_SHORT PROBLEM:_ From the entries below, report how many lines contain the string "desires". Give only that number.

[Data items]
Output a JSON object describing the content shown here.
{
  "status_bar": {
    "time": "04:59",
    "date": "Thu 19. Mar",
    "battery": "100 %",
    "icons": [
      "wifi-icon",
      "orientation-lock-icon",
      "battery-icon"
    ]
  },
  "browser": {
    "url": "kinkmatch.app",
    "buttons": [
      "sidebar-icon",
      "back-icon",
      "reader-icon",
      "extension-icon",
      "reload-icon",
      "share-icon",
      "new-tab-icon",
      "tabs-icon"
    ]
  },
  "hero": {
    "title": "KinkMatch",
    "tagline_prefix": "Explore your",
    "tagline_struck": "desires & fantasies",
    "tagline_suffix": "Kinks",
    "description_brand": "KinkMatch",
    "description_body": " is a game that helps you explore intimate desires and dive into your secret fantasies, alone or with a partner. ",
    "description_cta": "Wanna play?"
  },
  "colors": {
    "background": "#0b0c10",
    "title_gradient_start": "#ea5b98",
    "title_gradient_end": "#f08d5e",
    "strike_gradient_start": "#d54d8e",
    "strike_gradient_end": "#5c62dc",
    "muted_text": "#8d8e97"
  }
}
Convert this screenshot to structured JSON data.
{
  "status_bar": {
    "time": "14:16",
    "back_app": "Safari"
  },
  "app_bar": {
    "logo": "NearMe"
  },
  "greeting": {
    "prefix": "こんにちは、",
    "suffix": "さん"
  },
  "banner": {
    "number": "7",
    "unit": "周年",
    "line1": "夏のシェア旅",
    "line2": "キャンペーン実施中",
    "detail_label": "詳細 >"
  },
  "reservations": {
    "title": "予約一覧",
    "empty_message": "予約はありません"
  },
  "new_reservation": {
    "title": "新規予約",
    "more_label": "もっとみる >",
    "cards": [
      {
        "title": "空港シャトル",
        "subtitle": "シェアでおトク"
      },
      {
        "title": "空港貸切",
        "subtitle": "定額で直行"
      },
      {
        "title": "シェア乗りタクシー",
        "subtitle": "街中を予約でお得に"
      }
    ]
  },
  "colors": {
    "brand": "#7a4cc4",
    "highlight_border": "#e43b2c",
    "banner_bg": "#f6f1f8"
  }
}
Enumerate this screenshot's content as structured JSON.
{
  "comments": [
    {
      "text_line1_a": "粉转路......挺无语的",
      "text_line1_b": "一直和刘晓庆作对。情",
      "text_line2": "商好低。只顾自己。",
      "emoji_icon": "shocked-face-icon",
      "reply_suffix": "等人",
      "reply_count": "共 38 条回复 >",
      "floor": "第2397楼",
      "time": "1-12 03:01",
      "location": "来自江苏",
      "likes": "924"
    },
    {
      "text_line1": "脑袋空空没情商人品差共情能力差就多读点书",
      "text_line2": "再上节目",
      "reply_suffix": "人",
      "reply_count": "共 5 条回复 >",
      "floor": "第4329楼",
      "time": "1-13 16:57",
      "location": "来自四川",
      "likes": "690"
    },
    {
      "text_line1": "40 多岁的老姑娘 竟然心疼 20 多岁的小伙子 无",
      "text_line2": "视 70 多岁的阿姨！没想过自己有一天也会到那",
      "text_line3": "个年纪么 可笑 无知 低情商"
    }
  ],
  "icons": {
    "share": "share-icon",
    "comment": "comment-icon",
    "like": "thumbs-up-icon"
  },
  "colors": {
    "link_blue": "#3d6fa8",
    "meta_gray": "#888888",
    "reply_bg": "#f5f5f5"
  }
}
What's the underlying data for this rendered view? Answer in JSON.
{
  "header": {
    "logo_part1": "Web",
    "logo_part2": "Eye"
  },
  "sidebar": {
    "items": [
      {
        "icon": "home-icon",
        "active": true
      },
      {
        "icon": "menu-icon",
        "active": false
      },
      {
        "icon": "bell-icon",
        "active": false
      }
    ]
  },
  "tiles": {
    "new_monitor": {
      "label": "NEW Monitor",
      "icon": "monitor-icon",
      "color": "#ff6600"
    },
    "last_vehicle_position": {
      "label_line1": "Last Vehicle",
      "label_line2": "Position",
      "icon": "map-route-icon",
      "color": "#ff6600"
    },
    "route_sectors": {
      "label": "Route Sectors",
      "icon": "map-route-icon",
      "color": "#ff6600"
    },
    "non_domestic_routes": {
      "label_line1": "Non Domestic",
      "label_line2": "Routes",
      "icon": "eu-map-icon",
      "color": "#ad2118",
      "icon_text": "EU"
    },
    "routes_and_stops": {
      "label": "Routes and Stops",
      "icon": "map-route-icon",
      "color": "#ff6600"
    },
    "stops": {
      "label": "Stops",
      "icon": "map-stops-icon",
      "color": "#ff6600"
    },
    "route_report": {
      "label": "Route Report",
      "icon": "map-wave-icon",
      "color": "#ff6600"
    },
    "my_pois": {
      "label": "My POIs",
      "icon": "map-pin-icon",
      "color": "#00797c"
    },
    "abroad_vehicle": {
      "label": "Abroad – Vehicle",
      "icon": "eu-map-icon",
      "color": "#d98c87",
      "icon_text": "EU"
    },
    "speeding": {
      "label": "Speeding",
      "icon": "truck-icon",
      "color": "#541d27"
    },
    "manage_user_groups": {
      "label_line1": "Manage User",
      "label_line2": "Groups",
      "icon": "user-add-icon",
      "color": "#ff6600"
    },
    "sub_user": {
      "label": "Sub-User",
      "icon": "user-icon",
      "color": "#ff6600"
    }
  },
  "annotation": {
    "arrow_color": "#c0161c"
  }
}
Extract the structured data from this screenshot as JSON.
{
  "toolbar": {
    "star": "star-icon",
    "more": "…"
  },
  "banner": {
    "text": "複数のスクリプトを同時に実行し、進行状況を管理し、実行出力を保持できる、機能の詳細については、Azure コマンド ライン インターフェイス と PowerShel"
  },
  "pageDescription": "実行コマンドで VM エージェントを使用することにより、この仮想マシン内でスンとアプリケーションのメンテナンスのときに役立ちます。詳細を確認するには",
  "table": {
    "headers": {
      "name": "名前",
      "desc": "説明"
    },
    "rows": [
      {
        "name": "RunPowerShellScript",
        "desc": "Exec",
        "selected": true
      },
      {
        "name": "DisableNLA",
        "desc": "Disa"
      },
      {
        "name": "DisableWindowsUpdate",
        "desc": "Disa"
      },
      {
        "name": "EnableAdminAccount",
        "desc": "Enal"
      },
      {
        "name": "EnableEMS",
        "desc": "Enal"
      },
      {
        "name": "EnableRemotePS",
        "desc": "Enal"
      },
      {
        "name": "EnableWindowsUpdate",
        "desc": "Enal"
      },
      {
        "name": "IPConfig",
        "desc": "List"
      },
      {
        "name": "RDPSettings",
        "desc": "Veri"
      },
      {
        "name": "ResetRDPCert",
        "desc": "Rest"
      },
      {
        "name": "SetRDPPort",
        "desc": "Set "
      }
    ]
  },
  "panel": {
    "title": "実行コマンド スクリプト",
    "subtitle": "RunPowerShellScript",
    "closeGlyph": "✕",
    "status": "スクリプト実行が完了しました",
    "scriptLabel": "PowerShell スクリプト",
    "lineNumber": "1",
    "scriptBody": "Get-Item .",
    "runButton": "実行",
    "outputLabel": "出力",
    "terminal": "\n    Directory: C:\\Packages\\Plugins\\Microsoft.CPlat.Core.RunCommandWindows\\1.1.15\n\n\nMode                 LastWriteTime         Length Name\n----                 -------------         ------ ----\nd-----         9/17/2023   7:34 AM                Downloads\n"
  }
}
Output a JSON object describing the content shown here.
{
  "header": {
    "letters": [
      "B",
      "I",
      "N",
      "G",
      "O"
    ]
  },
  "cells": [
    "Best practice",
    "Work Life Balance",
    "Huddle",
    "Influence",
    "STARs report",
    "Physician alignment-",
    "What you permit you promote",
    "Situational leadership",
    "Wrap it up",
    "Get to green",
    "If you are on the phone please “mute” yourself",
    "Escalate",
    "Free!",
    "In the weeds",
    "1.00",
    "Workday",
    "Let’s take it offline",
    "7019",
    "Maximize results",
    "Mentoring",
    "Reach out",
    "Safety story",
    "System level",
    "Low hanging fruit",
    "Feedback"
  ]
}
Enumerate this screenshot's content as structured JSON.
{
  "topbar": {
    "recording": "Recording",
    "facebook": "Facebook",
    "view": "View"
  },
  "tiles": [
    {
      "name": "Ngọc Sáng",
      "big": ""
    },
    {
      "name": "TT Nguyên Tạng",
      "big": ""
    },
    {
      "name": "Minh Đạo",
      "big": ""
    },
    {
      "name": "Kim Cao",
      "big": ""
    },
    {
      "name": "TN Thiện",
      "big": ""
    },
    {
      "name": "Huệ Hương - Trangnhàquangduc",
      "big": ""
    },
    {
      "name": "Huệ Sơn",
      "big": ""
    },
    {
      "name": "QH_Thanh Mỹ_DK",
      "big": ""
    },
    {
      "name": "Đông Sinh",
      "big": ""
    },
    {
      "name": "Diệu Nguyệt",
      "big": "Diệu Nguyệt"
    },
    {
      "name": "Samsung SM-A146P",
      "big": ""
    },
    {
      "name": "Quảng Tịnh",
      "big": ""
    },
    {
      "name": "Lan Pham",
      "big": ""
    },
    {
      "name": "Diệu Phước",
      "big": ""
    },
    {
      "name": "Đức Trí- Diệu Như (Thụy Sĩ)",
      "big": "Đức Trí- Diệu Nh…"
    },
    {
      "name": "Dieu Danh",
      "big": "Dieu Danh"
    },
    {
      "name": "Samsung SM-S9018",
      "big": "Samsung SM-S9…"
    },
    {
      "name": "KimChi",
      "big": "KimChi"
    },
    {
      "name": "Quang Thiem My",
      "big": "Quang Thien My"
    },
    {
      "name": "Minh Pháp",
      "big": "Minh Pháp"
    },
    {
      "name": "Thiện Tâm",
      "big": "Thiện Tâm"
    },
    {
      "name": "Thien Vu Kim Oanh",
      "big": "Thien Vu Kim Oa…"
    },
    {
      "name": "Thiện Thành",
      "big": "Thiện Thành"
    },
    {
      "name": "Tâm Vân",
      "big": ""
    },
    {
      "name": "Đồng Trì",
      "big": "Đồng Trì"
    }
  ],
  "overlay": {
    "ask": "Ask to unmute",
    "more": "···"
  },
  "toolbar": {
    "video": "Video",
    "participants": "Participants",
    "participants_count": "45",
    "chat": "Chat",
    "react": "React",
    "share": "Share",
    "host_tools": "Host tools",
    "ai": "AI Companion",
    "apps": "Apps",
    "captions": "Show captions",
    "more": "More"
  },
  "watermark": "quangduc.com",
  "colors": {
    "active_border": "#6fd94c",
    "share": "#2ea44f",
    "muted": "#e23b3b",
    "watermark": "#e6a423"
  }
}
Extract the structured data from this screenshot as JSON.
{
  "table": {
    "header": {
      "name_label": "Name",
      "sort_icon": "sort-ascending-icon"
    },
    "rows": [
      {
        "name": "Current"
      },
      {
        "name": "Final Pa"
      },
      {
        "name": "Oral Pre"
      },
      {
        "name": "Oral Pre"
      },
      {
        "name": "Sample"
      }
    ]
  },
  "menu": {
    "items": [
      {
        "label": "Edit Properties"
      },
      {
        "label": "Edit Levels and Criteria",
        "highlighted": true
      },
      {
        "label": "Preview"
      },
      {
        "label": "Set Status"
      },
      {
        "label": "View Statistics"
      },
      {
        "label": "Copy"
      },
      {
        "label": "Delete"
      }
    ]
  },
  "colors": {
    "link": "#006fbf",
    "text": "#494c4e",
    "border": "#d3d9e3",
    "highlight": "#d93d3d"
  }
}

_REPLY:_ 2